-- BEGIN Provided records --

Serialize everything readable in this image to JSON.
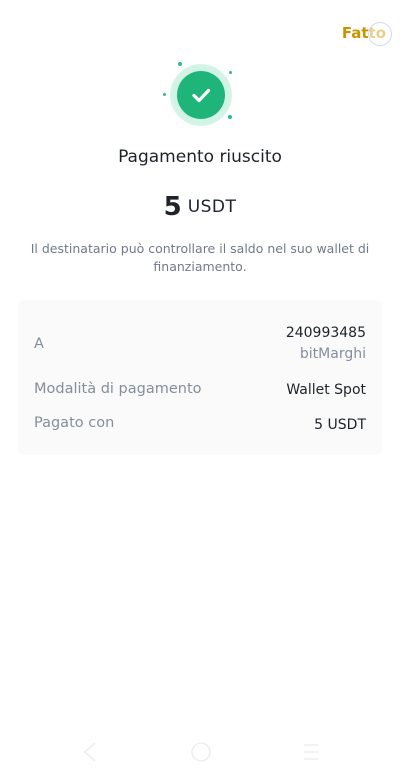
{
  "header": {
    "done_label": "Fatto"
  },
  "status": {
    "title": "Pagamento riuscito",
    "amount": "5",
    "unit": "USDT",
    "note": "Il destinatario può controllare il saldo nel suo wallet di finanziamento."
  },
  "details": {
    "recipient": {
      "label": "A",
      "id": "240993485",
      "name": "bitMarghi"
    },
    "method": {
      "label": "Modalità di pagamento",
      "value": "Wallet Spot"
    },
    "paid_with": {
      "label": "Pagato con",
      "value": "5 USDT"
    }
  },
  "nav": {
    "icons": [
      "back-icon",
      "home-icon",
      "menu-icon"
    ]
  },
  "colors": {
    "accent": "#c99400",
    "success": "#1fb57a"
  }
}
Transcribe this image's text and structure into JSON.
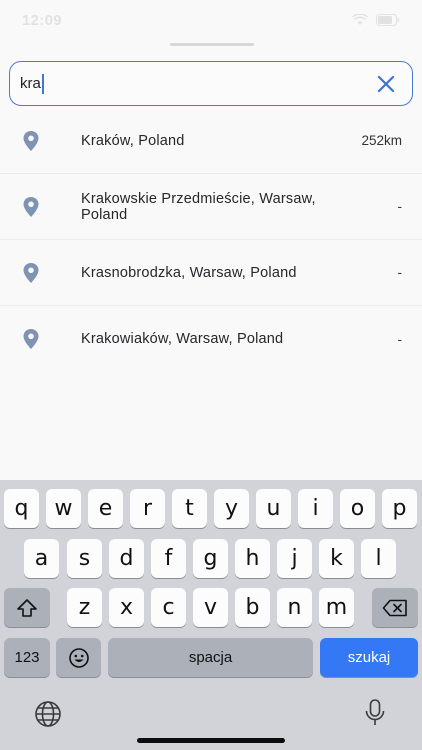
{
  "status_bar": {
    "time": "12:09"
  },
  "search": {
    "value": "kra",
    "clear_icon": "close-icon",
    "accent": "#4a7bd0"
  },
  "results": [
    {
      "label": "Kraków, Poland",
      "distance": "252km"
    },
    {
      "label": "Krakowskie Przedmieście, Warsaw, Poland",
      "distance": "-"
    },
    {
      "label": "Krasnobrodzka, Warsaw, Poland",
      "distance": "-"
    },
    {
      "label": "Krakowiaków, Warsaw, Poland",
      "distance": "-"
    }
  ],
  "colors": {
    "pin": "#7f93b2",
    "action_key": "#3478f6",
    "keyboard_bg": "#d1d3d9"
  },
  "keyboard": {
    "row1": [
      "q",
      "w",
      "e",
      "r",
      "t",
      "y",
      "u",
      "i",
      "o",
      "p"
    ],
    "row2": [
      "a",
      "s",
      "d",
      "f",
      "g",
      "h",
      "j",
      "k",
      "l"
    ],
    "row3": [
      "z",
      "x",
      "c",
      "v",
      "b",
      "n",
      "m"
    ],
    "numbers_label": "123",
    "space_label": "spacja",
    "action_label": "szukaj"
  }
}
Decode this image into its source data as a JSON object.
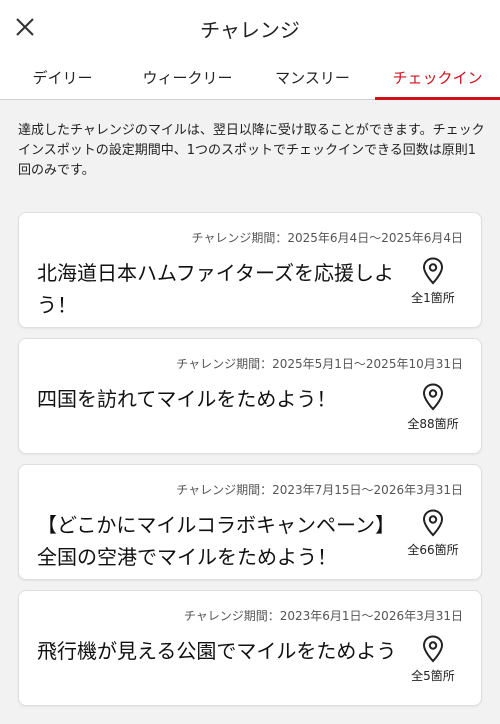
{
  "header": {
    "title": "チャレンジ",
    "close_icon": "close-icon"
  },
  "tabs": [
    {
      "label": "デイリー",
      "active": false
    },
    {
      "label": "ウィークリー",
      "active": false
    },
    {
      "label": "マンスリー",
      "active": false
    },
    {
      "label": "チェックイン",
      "active": true
    }
  ],
  "notice": "達成したチャレンジのマイルは、翌日以降に受け取ることができます。チェックインスポットの設定期間中、1つのスポットでチェックインできる回数は原則1回のみです。",
  "challenges": [
    {
      "period": "チャレンジ期間：2025年6月4日〜2025年6月4日",
      "name": "北海道日本ハムファイターズを応援しよう！",
      "count": "全1箇所"
    },
    {
      "period": "チャレンジ期間：2025年5月1日〜2025年10月31日",
      "name": "四国を訪れてマイルをためよう！",
      "count": "全88箇所"
    },
    {
      "period": "チャレンジ期間：2023年7月15日〜2026年3月31日",
      "name": "【どこかにマイルコラボキャンペーン】全国の空港でマイルをためよう！",
      "count": "全66箇所"
    },
    {
      "period": "チャレンジ期間：2023年6月1日〜2026年3月31日",
      "name": "飛行機が見える公園でマイルをためよう",
      "count": "全5箇所"
    }
  ],
  "colors": {
    "accent": "#d0111b",
    "background": "#f2f2f2"
  }
}
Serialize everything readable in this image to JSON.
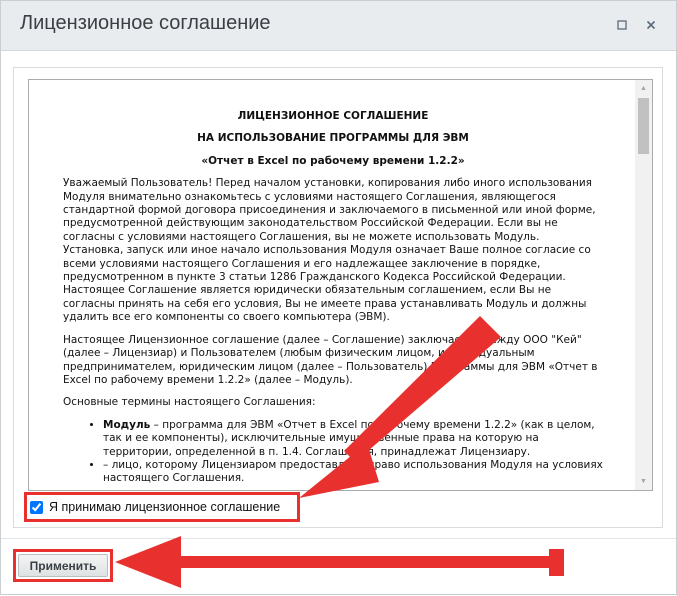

-- END Provided records --

■ Exercise brief
Leave out the pictures and retype every line above exactly.

■ Complete output
Serialize everything readable in this image to JSON.
{
  "header": {
    "done_label": "Fatto"
  },
  "status": {
    "title": "Pagamento riuscito",
    "amount": "5",
    "unit": "USDT",
    "note": "Il destinatario può controllare il saldo nel suo wallet di finanziamento."
  },
  "details": {
    "recipient": {
      "label": "A",
      "id": "240993485",
      "name": "bitMarghi"
    },
    "method": {
      "label": "Modalità di pagamento",
      "value": "Wallet Spot"
    },
    "paid_with": {
      "label": "Pagato con",
      "value": "5 USDT"
    }
  },
  "nav": {
    "icons": [
      "back-icon",
      "home-icon",
      "menu-icon"
    ]
  },
  "colors": {
    "accent": "#c99400",
    "success": "#1fb57a"
  }
}
Transcribe this image's text and structure into JSON.
{
  "status_bar": {
    "time": "12:09"
  },
  "search": {
    "value": "kra",
    "clear_icon": "close-icon",
    "accent": "#4a7bd0"
  },
  "results": [
    {
      "label": "Kraków, Poland",
      "distance": "252km"
    },
    {
      "label": "Krakowskie Przedmieście, Warsaw, Poland",
      "distance": "-"
    },
    {
      "label": "Krasnobrodzka, Warsaw, Poland",
      "distance": "-"
    },
    {
      "label": "Krakowiaków, Warsaw, Poland",
      "distance": "-"
    }
  ],
  "colors": {
    "pin": "#7f93b2",
    "action_key": "#3478f6",
    "keyboard_bg": "#d1d3d9"
  },
  "keyboard": {
    "row1": [
      "q",
      "w",
      "e",
      "r",
      "t",
      "y",
      "u",
      "i",
      "o",
      "p"
    ],
    "row2": [
      "a",
      "s",
      "d",
      "f",
      "g",
      "h",
      "j",
      "k",
      "l"
    ],
    "row3": [
      "z",
      "x",
      "c",
      "v",
      "b",
      "n",
      "m"
    ],
    "numbers_label": "123",
    "space_label": "spacja",
    "action_label": "szukaj"
  }
}
Decode this image into its source data as a JSON object.
{
  "header": {
    "title": "チャレンジ",
    "close_icon": "close-icon"
  },
  "tabs": [
    {
      "label": "デイリー",
      "active": false
    },
    {
      "label": "ウィークリー",
      "active": false
    },
    {
      "label": "マンスリー",
      "active": false
    },
    {
      "label": "チェックイン",
      "active": true
    }
  ],
  "notice": "達成したチャレンジのマイルは、翌日以降に受け取ることができます。チェックインスポットの設定期間中、1つのスポットでチェックインできる回数は原則1回のみです。",
  "challenges": [
    {
      "period": "チャレンジ期間：2025年6月4日〜2025年6月4日",
      "name": "北海道日本ハムファイターズを応援しよう！",
      "count": "全1箇所"
    },
    {
      "period": "チャレンジ期間：2025年5月1日〜2025年10月31日",
      "name": "四国を訪れてマイルをためよう！",
      "count": "全88箇所"
    },
    {
      "period": "チャレンジ期間：2023年7月15日〜2026年3月31日",
      "name": "【どこかにマイルコラボキャンペーン】全国の空港でマイルをためよう！",
      "count": "全66箇所"
    },
    {
      "period": "チャレンジ期間：2023年6月1日〜2026年3月31日",
      "name": "飛行機が見える公園でマイルをためよう",
      "count": "全5箇所"
    }
  ],
  "colors": {
    "accent": "#d0111b",
    "background": "#f2f2f2"
  }
}
Serialize everything readable in this image to JSON.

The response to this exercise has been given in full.